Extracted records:

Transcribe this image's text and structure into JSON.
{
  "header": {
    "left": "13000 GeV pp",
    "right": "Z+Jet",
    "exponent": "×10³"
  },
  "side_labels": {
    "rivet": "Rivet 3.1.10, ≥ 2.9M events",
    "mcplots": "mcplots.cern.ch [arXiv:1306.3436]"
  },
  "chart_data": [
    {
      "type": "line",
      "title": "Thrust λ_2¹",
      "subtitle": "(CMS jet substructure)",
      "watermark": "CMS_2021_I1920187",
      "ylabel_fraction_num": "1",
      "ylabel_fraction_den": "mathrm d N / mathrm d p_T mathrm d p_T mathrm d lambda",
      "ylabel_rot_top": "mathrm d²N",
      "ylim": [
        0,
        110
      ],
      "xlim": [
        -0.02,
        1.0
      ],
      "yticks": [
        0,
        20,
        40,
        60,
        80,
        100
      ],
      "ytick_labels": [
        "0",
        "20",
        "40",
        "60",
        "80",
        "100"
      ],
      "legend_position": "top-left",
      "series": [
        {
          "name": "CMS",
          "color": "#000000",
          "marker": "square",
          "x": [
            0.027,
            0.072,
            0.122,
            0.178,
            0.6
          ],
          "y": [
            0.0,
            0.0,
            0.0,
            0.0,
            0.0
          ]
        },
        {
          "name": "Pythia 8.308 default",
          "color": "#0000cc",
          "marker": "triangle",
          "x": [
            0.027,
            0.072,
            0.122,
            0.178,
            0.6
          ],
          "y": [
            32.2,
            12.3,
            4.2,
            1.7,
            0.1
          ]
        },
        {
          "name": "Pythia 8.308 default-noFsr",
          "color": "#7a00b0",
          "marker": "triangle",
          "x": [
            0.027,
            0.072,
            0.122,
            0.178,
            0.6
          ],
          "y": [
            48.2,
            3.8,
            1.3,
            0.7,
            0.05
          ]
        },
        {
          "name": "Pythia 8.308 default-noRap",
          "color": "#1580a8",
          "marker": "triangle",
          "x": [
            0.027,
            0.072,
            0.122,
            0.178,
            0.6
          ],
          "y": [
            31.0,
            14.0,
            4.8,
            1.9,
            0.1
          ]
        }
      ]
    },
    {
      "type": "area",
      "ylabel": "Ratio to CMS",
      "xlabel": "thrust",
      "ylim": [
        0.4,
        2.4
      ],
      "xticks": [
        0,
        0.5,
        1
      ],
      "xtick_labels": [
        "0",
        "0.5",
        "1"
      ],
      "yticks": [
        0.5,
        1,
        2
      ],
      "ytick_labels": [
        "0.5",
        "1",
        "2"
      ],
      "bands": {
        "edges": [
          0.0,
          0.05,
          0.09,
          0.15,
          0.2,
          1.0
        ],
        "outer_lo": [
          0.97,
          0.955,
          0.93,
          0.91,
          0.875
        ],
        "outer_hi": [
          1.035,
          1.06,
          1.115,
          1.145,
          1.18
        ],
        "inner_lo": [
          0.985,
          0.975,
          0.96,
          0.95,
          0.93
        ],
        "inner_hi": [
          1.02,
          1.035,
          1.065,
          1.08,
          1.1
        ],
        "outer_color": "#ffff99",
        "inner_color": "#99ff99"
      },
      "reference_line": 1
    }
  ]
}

TASK DETAILS: Output all records verbatim.

EXERCISE RESULT:
Transcribe this image's text and structure into JSON.
{
  "header": {
    "left": "13000 GeV pp",
    "right": "Z+Jet",
    "exponent": "×10³"
  },
  "side_labels": {
    "rivet": "Rivet 3.1.10, ≥ 2.9M events",
    "mcplots": "mcplots.cern.ch [arXiv:1306.3436]"
  },
  "chart_data": [
    {
      "type": "line",
      "title": "Thrust λ_2¹",
      "subtitle": "(CMS jet substructure)",
      "watermark": "CMS_2021_I1920187",
      "ylabel_fraction_num": "1",
      "ylabel_fraction_den": "mathrm d N / mathrm d p_T mathrm d p_T mathrm d lambda",
      "ylabel_rot_top": "mathrm d²N",
      "ylim": [
        0,
        110
      ],
      "xlim": [
        -0.02,
        1.0
      ],
      "yticks": [
        0,
        20,
        40,
        60,
        80,
        100
      ],
      "ytick_labels": [
        "0",
        "20",
        "40",
        "60",
        "80",
        "100"
      ],
      "legend_position": "top-left",
      "series": [
        {
          "name": "CMS",
          "color": "#000000",
          "marker": "square",
          "x": [
            0.027,
            0.072,
            0.122,
            0.178,
            0.6
          ],
          "y": [
            0.0,
            0.0,
            0.0,
            0.0,
            0.0
          ]
        },
        {
          "name": "Pythia 8.308 default",
          "color": "#0000cc",
          "marker": "triangle",
          "x": [
            0.027,
            0.072,
            0.122,
            0.178,
            0.6
          ],
          "y": [
            32.2,
            12.3,
            4.2,
            1.7,
            0.1
          ]
        },
        {
          "name": "Pythia 8.308 default-noFsr",
          "color": "#7a00b0",
          "marker": "triangle",
          "x": [
            0.027,
            0.072,
            0.122,
            0.178,
            0.6
          ],
          "y": [
            48.2,
            3.8,
            1.3,
            0.7,
            0.05
          ]
        },
        {
          "name": "Pythia 8.308 default-noRap",
          "color": "#1580a8",
          "marker": "triangle",
          "x": [
            0.027,
            0.072,
            0.122,
            0.178,
            0.6
          ],
          "y": [
            31.0,
            14.0,
            4.8,
            1.9,
            0.1
          ]
        }
      ]
    },
    {
      "type": "area",
      "ylabel": "Ratio to CMS",
      "xlabel": "thrust",
      "ylim": [
        0.4,
        2.4
      ],
      "xticks": [
        0,
        0.5,
        1
      ],
      "xtick_labels": [
        "0",
        "0.5",
        "1"
      ],
      "yticks": [
        0.5,
        1,
        2
      ],
      "ytick_labels": [
        "0.5",
        "1",
        "2"
      ],
      "bands": {
        "edges": [
          0.0,
          0.05,
          0.09,
          0.15,
          0.2,
          1.0
        ],
        "outer_lo": [
          0.97,
          0.955,
          0.93,
          0.91,
          0.875
        ],
        "outer_hi": [
          1.035,
          1.06,
          1.115,
          1.145,
          1.18
        ],
        "inner_lo": [
          0.985,
          0.975,
          0.96,
          0.95,
          0.93
        ],
        "inner_hi": [
          1.02,
          1.035,
          1.065,
          1.08,
          1.1
        ],
        "outer_color": "#ffff99",
        "inner_color": "#99ff99"
      },
      "reference_line": 1
    }
  ]
}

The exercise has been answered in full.